## Requirement
Copy out the complete listing, word for word.

■ ■ ■ ■ ■

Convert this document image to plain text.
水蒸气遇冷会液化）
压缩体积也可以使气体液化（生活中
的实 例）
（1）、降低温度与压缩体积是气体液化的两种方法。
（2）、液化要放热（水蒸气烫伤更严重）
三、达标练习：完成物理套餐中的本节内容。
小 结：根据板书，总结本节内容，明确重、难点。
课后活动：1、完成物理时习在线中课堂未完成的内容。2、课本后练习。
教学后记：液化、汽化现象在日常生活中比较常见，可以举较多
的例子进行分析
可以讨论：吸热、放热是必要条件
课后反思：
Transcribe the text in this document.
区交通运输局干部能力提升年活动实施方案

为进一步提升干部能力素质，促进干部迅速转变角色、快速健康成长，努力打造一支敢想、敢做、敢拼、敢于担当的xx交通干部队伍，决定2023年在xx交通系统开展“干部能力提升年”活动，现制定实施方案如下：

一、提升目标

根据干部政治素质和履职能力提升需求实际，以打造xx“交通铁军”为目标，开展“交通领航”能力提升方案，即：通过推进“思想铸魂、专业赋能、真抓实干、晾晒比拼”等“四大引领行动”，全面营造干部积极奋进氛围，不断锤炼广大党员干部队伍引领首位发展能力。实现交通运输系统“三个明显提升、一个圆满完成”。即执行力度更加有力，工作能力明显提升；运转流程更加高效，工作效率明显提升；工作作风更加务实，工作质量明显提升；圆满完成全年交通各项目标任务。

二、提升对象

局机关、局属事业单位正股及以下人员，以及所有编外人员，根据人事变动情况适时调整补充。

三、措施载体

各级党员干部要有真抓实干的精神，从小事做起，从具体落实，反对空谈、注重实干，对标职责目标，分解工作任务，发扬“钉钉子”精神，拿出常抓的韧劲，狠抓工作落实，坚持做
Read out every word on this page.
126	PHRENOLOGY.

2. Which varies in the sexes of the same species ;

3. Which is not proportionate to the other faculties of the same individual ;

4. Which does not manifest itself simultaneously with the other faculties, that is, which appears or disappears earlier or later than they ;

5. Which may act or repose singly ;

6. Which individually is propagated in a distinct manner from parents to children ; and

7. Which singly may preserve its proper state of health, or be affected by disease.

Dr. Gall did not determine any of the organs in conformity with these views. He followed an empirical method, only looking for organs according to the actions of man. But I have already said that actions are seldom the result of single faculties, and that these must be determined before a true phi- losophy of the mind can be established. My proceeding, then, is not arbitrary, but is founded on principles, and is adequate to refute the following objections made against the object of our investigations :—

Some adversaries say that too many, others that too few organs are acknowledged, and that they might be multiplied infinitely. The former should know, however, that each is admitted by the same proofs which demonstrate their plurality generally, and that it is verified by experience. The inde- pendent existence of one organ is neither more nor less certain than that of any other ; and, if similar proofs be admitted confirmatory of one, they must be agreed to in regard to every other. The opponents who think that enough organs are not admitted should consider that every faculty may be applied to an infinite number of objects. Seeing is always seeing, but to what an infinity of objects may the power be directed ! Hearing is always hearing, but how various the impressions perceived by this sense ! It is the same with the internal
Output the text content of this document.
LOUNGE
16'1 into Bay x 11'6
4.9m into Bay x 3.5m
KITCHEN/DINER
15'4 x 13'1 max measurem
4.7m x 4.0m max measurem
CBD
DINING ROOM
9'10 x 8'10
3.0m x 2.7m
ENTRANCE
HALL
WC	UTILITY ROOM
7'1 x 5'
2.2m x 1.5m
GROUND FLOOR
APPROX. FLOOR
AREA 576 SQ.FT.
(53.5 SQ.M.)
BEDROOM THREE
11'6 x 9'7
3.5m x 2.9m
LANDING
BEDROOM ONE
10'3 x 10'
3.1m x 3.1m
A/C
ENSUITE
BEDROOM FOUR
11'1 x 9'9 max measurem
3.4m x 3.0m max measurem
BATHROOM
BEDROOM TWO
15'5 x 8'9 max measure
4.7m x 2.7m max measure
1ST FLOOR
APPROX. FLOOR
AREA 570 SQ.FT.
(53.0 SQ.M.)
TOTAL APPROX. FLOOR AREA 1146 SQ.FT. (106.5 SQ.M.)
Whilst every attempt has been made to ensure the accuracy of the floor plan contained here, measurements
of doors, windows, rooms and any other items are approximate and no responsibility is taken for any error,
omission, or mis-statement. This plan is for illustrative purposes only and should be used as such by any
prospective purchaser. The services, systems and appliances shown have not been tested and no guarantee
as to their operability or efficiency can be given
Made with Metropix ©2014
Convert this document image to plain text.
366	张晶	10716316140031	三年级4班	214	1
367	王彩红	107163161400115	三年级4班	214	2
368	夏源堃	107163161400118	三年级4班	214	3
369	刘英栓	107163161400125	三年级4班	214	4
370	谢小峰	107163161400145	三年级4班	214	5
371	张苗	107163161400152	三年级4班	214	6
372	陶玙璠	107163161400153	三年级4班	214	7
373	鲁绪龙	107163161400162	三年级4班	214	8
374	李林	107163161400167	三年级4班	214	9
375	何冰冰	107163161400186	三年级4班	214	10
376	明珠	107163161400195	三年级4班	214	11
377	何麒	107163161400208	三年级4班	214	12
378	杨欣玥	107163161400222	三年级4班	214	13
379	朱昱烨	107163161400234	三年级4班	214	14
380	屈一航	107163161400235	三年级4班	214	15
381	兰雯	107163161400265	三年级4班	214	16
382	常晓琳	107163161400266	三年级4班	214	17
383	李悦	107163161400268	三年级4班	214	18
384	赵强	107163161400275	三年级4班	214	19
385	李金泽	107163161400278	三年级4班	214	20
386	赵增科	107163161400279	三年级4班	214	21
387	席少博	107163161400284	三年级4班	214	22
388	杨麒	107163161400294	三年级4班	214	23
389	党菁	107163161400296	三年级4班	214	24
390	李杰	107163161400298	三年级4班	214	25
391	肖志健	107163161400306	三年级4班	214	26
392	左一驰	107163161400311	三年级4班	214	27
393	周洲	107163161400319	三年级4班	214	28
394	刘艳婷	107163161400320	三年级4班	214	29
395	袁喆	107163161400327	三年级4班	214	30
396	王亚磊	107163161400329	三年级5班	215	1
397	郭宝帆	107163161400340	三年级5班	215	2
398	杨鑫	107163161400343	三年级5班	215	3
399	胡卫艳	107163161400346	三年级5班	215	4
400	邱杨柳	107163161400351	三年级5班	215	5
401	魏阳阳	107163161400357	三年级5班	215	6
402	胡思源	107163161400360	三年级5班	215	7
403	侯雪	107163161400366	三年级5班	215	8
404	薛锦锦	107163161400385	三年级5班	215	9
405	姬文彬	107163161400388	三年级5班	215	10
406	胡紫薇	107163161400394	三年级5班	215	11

■ ■ ■ ■ ■

## Completed exercise
Convert this document image to plain text.
水蒸气遇冷会液化）
压缩体积也可以使气体液化（生活中
的实 例）
（1）、降低温度与压缩体积是气体液化的两种方法。
（2）、液化要放热（水蒸气烫伤更严重）
三、达标练习：完成物理套餐中的本节内容。
小 结：根据板书，总结本节内容，明确重、难点。
课后活动：1、完成物理时习在线中课堂未完成的内容。2、课本后练习。
教学后记：液化、汽化现象在日常生活中比较常见，可以举较多
的例子进行分析
可以讨论：吸热、放热是必要条件
课后反思：
Transcribe the text in this document.
区交通运输局干部能力提升年活动实施方案

为进一步提升干部能力素质，促进干部迅速转变角色、快速健康成长，努力打造一支敢想、敢做、敢拼、敢于担当的xx交通干部队伍，决定2023年在xx交通系统开展“干部能力提升年”活动，现制定实施方案如下：

一、提升目标

根据干部政治素质和履职能力提升需求实际，以打造xx“交通铁军”为目标，开展“交通领航”能力提升方案，即：通过推进“思想铸魂、专业赋能、真抓实干、晾晒比拼”等“四大引领行动”，全面营造干部积极奋进氛围，不断锤炼广大党员干部队伍引领首位发展能力。实现交通运输系统“三个明显提升、一个圆满完成”。即执行力度更加有力，工作能力明显提升；运转流程更加高效，工作效率明显提升；工作作风更加务实，工作质量明显提升；圆满完成全年交通各项目标任务。

二、提升对象

局机关、局属事业单位正股及以下人员，以及所有编外人员，根据人事变动情况适时调整补充。

三、措施载体

各级党员干部要有真抓实干的精神，从小事做起，从具体落实，反对空谈、注重实干，对标职责目标，分解工作任务，发扬“钉钉子”精神，拿出常抓的韧劲，狠抓工作落实，坚持做
Read out every word on this page.
126	PHRENOLOGY.

2. Which varies in the sexes of the same species ;

3. Which is not proportionate to the other faculties of the same individual ;

4. Which does not manifest itself simultaneously with the other faculties, that is, which appears or disappears earlier or later than they ;

5. Which may act or repose singly ;

6. Which individually is propagated in a distinct manner from parents to children ; and

7. Which singly may preserve its proper state of health, or be affected by disease.

Dr. Gall did not determine any of the organs in conformity with these views. He followed an empirical method, only looking for organs according to the actions of man. But I have already said that actions are seldom the result of single faculties, and that these must be determined before a true phi- losophy of the mind can be established. My proceeding, then, is not arbitrary, but is founded on principles, and is adequate to refute the following objections made against the object of our investigations :—

Some adversaries say that too many, others that too few organs are acknowledged, and that they might be multiplied infinitely. The former should know, however, that each is admitted by the same proofs which demonstrate their plurality generally, and that it is verified by experience. The inde- pendent existence of one organ is neither more nor less certain than that of any other ; and, if similar proofs be admitted confirmatory of one, they must be agreed to in regard to every other. The opponents who think that enough organs are not admitted should consider that every faculty may be applied to an infinite number of objects. Seeing is always seeing, but to what an infinity of objects may the power be directed ! Hearing is always hearing, but how various the impressions perceived by this sense ! It is the same with the internal
Output the text content of this document.
LOUNGE
16'1 into Bay x 11'6
4.9m into Bay x 3.5m
KITCHEN/DINER
15'4 x 13'1 max measurem
4.7m x 4.0m max measurem
CBD
DINING ROOM
9'10 x 8'10
3.0m x 2.7m
ENTRANCE
HALL
WC	UTILITY ROOM
7'1 x 5'
2.2m x 1.5m
GROUND FLOOR
APPROX. FLOOR
AREA 576 SQ.FT.
(53.5 SQ.M.)
BEDROOM THREE
11'6 x 9'7
3.5m x 2.9m
LANDING
BEDROOM ONE
10'3 x 10'
3.1m x 3.1m
A/C
ENSUITE
BEDROOM FOUR
11'1 x 9'9 max measurem
3.4m x 3.0m max measurem
BATHROOM
BEDROOM TWO
15'5 x 8'9 max measure
4.7m x 2.7m max measure
1ST FLOOR
APPROX. FLOOR
AREA 570 SQ.FT.
(53.0 SQ.M.)
TOTAL APPROX. FLOOR AREA 1146 SQ.FT. (106.5 SQ.M.)
Whilst every attempt has been made to ensure the accuracy of the floor plan contained here, measurements
of doors, windows, rooms and any other items are approximate and no responsibility is taken for any error,
omission, or mis-statement. This plan is for illustrative purposes only and should be used as such by any
prospective purchaser. The services, systems and appliances shown have not been tested and no guarantee
as to their operability or efficiency can be given
Made with Metropix ©2014
Convert this document image to plain text.
366	张晶	10716316140031	三年级4班	214	1
367	王彩红	107163161400115	三年级4班	214	2
368	夏源堃	107163161400118	三年级4班	214	3
369	刘英栓	107163161400125	三年级4班	214	4
370	谢小峰	107163161400145	三年级4班	214	5
371	张苗	107163161400152	三年级4班	214	6
372	陶玙璠	107163161400153	三年级4班	214	7
373	鲁绪龙	107163161400162	三年级4班	214	8
374	李林	107163161400167	三年级4班	214	9
375	何冰冰	107163161400186	三年级4班	214	10
376	明珠	107163161400195	三年级4班	214	11
377	何麒	107163161400208	三年级4班	214	12
378	杨欣玥	107163161400222	三年级4班	214	13
379	朱昱烨	107163161400234	三年级4班	214	14
380	屈一航	107163161400235	三年级4班	214	15
381	兰雯	107163161400265	三年级4班	214	16
382	常晓琳	107163161400266	三年级4班	214	17
383	李悦	107163161400268	三年级4班	214	18
384	赵强	107163161400275	三年级4班	214	19
385	李金泽	107163161400278	三年级4班	214	20
386	赵增科	107163161400279	三年级4班	214	21
387	席少博	107163161400284	三年级4班	214	22
388	杨麒	107163161400294	三年级4班	214	23
389	党菁	107163161400296	三年级4班	214	24
390	李杰	107163161400298	三年级4班	214	25
391	肖志健	107163161400306	三年级4班	214	26
392	左一驰	107163161400311	三年级4班	214	27
393	周洲	107163161400319	三年级4班	214	28
394	刘艳婷	107163161400320	三年级4班	214	29
395	袁喆	107163161400327	三年级4班	214	30
396	王亚磊	107163161400329	三年级5班	215	1
397	郭宝帆	107163161400340	三年级5班	215	2
398	杨鑫	107163161400343	三年级5班	215	3
399	胡卫艳	107163161400346	三年级5班	215	4
400	邱杨柳	107163161400351	三年级5班	215	5
401	魏阳阳	107163161400357	三年级5班	215	6
402	胡思源	107163161400360	三年级5班	215	7
403	侯雪	107163161400366	三年级5班	215	8
404	薛锦锦	107163161400385	三年级5班	215	9
405	姬文彬	107163161400388	三年级5班	215	10
406	胡紫薇	107163161400394	三年级5班	215	11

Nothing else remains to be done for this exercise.